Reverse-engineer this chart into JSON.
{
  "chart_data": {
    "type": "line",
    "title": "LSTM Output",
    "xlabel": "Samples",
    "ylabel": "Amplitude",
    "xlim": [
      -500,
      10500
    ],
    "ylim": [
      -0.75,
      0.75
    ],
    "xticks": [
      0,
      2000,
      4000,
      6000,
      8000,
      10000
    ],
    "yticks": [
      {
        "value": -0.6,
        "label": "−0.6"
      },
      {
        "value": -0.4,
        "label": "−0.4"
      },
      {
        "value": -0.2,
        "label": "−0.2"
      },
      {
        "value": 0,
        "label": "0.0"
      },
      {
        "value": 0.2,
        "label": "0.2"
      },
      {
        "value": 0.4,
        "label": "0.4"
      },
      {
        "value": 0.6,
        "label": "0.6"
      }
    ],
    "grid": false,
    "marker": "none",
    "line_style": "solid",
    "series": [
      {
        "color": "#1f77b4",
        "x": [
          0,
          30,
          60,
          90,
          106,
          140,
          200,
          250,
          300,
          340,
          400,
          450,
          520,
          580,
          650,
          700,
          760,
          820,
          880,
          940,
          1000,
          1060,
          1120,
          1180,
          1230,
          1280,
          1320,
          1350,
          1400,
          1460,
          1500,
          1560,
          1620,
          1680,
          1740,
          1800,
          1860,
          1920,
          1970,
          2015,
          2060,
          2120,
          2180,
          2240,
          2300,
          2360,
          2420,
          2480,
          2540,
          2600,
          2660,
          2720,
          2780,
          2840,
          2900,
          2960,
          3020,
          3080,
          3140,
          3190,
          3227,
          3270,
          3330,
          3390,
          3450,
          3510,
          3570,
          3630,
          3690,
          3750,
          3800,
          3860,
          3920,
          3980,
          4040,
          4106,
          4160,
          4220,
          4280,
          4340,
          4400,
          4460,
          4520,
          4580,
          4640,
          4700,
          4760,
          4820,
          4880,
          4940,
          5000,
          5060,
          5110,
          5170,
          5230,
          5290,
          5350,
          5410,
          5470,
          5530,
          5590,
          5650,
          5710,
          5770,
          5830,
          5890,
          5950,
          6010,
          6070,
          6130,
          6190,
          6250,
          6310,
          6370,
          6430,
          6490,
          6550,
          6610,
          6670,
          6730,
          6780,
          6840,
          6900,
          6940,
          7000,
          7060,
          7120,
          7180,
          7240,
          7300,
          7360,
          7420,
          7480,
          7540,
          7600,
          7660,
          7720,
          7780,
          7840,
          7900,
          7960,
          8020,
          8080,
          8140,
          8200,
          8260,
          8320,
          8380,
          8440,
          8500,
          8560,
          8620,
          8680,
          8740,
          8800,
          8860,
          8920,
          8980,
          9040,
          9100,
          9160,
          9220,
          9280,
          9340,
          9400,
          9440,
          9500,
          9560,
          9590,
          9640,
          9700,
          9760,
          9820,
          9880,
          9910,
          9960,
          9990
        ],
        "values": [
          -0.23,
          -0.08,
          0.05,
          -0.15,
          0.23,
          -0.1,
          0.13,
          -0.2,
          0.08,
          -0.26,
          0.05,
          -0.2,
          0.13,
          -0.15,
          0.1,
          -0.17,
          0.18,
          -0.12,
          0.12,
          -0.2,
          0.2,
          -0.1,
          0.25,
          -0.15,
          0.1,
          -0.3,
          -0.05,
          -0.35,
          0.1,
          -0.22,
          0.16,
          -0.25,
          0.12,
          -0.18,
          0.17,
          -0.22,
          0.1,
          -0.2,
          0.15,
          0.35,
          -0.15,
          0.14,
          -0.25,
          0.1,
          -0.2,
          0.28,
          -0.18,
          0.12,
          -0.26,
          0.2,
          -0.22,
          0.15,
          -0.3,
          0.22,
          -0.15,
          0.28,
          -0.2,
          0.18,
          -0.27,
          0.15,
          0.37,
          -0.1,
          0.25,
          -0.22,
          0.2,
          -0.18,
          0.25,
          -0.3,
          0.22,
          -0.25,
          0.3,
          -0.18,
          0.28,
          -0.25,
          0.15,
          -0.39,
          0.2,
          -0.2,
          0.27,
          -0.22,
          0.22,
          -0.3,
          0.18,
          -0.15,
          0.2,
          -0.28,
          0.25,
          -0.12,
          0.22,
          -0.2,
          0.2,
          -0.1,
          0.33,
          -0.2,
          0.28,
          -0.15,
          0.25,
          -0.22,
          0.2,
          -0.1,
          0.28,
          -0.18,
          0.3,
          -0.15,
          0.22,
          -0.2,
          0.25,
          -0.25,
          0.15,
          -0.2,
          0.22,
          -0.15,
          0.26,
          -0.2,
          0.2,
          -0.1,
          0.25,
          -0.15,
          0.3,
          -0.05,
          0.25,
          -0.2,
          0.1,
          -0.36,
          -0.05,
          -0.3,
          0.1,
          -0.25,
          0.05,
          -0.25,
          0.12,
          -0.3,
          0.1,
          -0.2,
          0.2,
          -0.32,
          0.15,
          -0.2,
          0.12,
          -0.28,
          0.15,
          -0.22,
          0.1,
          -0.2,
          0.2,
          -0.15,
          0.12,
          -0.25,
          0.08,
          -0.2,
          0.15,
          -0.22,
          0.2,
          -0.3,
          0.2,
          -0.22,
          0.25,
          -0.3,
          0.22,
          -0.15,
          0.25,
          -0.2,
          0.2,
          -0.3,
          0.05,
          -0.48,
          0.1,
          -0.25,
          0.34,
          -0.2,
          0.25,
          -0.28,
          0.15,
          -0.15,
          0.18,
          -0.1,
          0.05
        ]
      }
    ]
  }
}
══════════
▶ _PROBLEM_: Copy all of the data exactly.

▶ _RESPONSE TO THIS EXERCISE_:
Reverse-engineer this chart into JSON.
{
  "chart_data": {
    "type": "line",
    "title": "LSTM Output",
    "xlabel": "Samples",
    "ylabel": "Amplitude",
    "xlim": [
      -500,
      10500
    ],
    "ylim": [
      -0.75,
      0.75
    ],
    "xticks": [
      0,
      2000,
      4000,
      6000,
      8000,
      10000
    ],
    "yticks": [
      {
        "value": -0.6,
        "label": "−0.6"
      },
      {
        "value": -0.4,
        "label": "−0.4"
      },
      {
        "value": -0.2,
        "label": "−0.2"
      },
      {
        "value": 0,
        "label": "0.0"
      },
      {
        "value": 0.2,
        "label": "0.2"
      },
      {
        "value": 0.4,
        "label": "0.4"
      },
      {
        "value": 0.6,
        "label": "0.6"
      }
    ],
    "grid": false,
    "marker": "none",
    "line_style": "solid",
    "series": [
      {
        "color": "#1f77b4",
        "x": [
          0,
          30,
          60,
          90,
          106,
          140,
          200,
          250,
          300,
          340,
          400,
          450,
          520,
          580,
          650,
          700,
          760,
          820,
          880,
          940,
          1000,
          1060,
          1120,
          1180,
          1230,
          1280,
          1320,
          1350,
          1400,
          1460,
          1500,
          1560,
          1620,
          1680,
          1740,
          1800,
          1860,
          1920,
          1970,
          2015,
          2060,
          2120,
          2180,
          2240,
          2300,
          2360,
          2420,
          2480,
          2540,
          2600,
          2660,
          2720,
          2780,
          2840,
          2900,
          2960,
          3020,
          3080,
          3140,
          3190,
          3227,
          3270,
          3330,
          3390,
          3450,
          3510,
          3570,
          3630,
          3690,
          3750,
          3800,
          3860,
          3920,
          3980,
          4040,
          4106,
          4160,
          4220,
          4280,
          4340,
          4400,
          4460,
          4520,
          4580,
          4640,
          4700,
          4760,
          4820,
          4880,
          4940,
          5000,
          5060,
          5110,
          5170,
          5230,
          5290,
          5350,
          5410,
          5470,
          5530,
          5590,
          5650,
          5710,
          5770,
          5830,
          5890,
          5950,
          6010,
          6070,
          6130,
          6190,
          6250,
          6310,
          6370,
          6430,
          6490,
          6550,
          6610,
          6670,
          6730,
          6780,
          6840,
          6900,
          6940,
          7000,
          7060,
          7120,
          7180,
          7240,
          7300,
          7360,
          7420,
          7480,
          7540,
          7600,
          7660,
          7720,
          7780,
          7840,
          7900,
          7960,
          8020,
          8080,
          8140,
          8200,
          8260,
          8320,
          8380,
          8440,
          8500,
          8560,
          8620,
          8680,
          8740,
          8800,
          8860,
          8920,
          8980,
          9040,
          9100,
          9160,
          9220,
          9280,
          9340,
          9400,
          9440,
          9500,
          9560,
          9590,
          9640,
          9700,
          9760,
          9820,
          9880,
          9910,
          9960,
          9990
        ],
        "values": [
          -0.23,
          -0.08,
          0.05,
          -0.15,
          0.23,
          -0.1,
          0.13,
          -0.2,
          0.08,
          -0.26,
          0.05,
          -0.2,
          0.13,
          -0.15,
          0.1,
          -0.17,
          0.18,
          -0.12,
          0.12,
          -0.2,
          0.2,
          -0.1,
          0.25,
          -0.15,
          0.1,
          -0.3,
          -0.05,
          -0.35,
          0.1,
          -0.22,
          0.16,
          -0.25,
          0.12,
          -0.18,
          0.17,
          -0.22,
          0.1,
          -0.2,
          0.15,
          0.35,
          -0.15,
          0.14,
          -0.25,
          0.1,
          -0.2,
          0.28,
          -0.18,
          0.12,
          -0.26,
          0.2,
          -0.22,
          0.15,
          -0.3,
          0.22,
          -0.15,
          0.28,
          -0.2,
          0.18,
          -0.27,
          0.15,
          0.37,
          -0.1,
          0.25,
          -0.22,
          0.2,
          -0.18,
          0.25,
          -0.3,
          0.22,
          -0.25,
          0.3,
          -0.18,
          0.28,
          -0.25,
          0.15,
          -0.39,
          0.2,
          -0.2,
          0.27,
          -0.22,
          0.22,
          -0.3,
          0.18,
          -0.15,
          0.2,
          -0.28,
          0.25,
          -0.12,
          0.22,
          -0.2,
          0.2,
          -0.1,
          0.33,
          -0.2,
          0.28,
          -0.15,
          0.25,
          -0.22,
          0.2,
          -0.1,
          0.28,
          -0.18,
          0.3,
          -0.15,
          0.22,
          -0.2,
          0.25,
          -0.25,
          0.15,
          -0.2,
          0.22,
          -0.15,
          0.26,
          -0.2,
          0.2,
          -0.1,
          0.25,
          -0.15,
          0.3,
          -0.05,
          0.25,
          -0.2,
          0.1,
          -0.36,
          -0.05,
          -0.3,
          0.1,
          -0.25,
          0.05,
          -0.25,
          0.12,
          -0.3,
          0.1,
          -0.2,
          0.2,
          -0.32,
          0.15,
          -0.2,
          0.12,
          -0.28,
          0.15,
          -0.22,
          0.1,
          -0.2,
          0.2,
          -0.15,
          0.12,
          -0.25,
          0.08,
          -0.2,
          0.15,
          -0.22,
          0.2,
          -0.3,
          0.2,
          -0.22,
          0.25,
          -0.3,
          0.22,
          -0.15,
          0.25,
          -0.2,
          0.2,
          -0.3,
          0.05,
          -0.48,
          0.1,
          -0.25,
          0.34,
          -0.2,
          0.25,
          -0.28,
          0.15,
          -0.15,
          0.18,
          -0.1,
          0.05
        ]
      }
    ]
  }
}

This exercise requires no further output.